+++ Stored data

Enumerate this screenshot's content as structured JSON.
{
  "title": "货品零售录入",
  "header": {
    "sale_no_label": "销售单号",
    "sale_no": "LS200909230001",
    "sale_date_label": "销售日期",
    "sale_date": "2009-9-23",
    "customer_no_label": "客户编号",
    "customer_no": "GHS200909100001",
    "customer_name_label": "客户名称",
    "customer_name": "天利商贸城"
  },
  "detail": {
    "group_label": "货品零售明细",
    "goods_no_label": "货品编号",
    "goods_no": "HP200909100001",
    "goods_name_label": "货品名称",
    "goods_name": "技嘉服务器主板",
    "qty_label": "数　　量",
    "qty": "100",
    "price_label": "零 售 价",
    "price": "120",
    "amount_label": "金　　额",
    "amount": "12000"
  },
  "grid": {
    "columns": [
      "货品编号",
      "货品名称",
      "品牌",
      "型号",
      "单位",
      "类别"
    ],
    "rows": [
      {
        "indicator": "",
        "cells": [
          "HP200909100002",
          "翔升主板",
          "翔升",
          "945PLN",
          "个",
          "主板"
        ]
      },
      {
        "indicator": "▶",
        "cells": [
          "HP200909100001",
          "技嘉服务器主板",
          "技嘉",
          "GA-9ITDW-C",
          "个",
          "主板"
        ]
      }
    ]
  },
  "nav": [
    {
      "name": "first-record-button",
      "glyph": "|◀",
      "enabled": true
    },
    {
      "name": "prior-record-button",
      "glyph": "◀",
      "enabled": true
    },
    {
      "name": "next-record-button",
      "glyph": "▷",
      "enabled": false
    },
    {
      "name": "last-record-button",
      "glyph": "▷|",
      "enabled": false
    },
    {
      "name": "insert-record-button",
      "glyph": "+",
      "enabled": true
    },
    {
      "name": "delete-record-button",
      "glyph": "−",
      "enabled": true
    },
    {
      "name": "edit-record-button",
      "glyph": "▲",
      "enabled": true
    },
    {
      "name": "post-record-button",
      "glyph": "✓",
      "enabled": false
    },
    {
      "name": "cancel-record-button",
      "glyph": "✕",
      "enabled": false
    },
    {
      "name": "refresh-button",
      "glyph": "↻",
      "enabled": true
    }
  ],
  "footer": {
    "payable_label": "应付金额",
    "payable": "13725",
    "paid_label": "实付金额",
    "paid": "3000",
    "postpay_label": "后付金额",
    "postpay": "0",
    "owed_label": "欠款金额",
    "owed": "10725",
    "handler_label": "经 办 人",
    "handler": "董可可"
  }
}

++++++

**Problem description**
Which lines contain "button"? Copy each of them.

**The reply**
      "name": "first-record-button",
      "name": "prior-record-button",
      "name": "next-record-button",
      "name": "last-record-button",
      "name": "insert-record-button",
      "name": "delete-record-button",
      "name": "edit-record-button",
      "name": "post-record-button",
      "name": "cancel-record-button",
      "name": "refresh-button",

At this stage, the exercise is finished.